■ **Entries provided**
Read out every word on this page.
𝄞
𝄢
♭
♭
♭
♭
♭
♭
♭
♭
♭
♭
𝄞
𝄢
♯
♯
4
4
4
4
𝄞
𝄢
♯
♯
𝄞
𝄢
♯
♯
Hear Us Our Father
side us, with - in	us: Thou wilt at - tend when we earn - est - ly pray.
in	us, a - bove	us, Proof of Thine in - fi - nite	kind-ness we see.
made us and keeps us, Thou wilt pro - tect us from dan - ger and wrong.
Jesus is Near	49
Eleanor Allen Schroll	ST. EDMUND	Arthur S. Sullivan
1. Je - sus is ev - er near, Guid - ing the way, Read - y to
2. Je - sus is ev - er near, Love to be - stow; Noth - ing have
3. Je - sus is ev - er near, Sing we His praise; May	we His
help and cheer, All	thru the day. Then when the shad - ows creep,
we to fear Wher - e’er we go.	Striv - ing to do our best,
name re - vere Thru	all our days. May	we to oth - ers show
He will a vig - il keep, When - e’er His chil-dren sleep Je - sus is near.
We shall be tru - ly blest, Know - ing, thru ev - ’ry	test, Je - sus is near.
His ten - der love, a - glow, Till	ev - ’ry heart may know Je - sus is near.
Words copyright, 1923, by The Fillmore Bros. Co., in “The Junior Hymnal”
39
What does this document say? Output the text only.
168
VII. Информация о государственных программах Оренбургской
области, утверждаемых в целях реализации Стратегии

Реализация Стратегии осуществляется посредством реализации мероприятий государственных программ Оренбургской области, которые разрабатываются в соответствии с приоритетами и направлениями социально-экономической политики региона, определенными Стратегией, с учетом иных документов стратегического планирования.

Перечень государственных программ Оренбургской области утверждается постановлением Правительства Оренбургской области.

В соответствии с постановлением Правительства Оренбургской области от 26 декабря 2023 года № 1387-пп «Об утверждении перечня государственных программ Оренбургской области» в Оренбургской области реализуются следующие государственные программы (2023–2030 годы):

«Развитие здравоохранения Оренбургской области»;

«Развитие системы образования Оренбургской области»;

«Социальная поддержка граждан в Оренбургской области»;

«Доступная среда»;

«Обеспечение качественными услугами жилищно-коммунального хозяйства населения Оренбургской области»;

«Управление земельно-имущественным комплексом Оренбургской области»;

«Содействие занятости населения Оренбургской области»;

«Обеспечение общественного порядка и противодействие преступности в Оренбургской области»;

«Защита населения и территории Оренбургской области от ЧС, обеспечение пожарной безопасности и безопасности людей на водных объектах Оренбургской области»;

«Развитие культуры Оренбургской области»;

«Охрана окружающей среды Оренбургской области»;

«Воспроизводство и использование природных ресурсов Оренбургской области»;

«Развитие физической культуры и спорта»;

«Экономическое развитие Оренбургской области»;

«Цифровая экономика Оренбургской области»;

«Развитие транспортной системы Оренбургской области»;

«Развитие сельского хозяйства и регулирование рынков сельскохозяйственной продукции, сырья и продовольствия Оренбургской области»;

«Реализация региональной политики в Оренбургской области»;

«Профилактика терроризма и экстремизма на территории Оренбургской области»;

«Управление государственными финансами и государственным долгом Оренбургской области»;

■ **Requirements**
Copy out every line of the data that includes "культуры".

■ **Task response**
«Развитие культуры Оренбургской области»;
«Развитие физической культуры и спорта»;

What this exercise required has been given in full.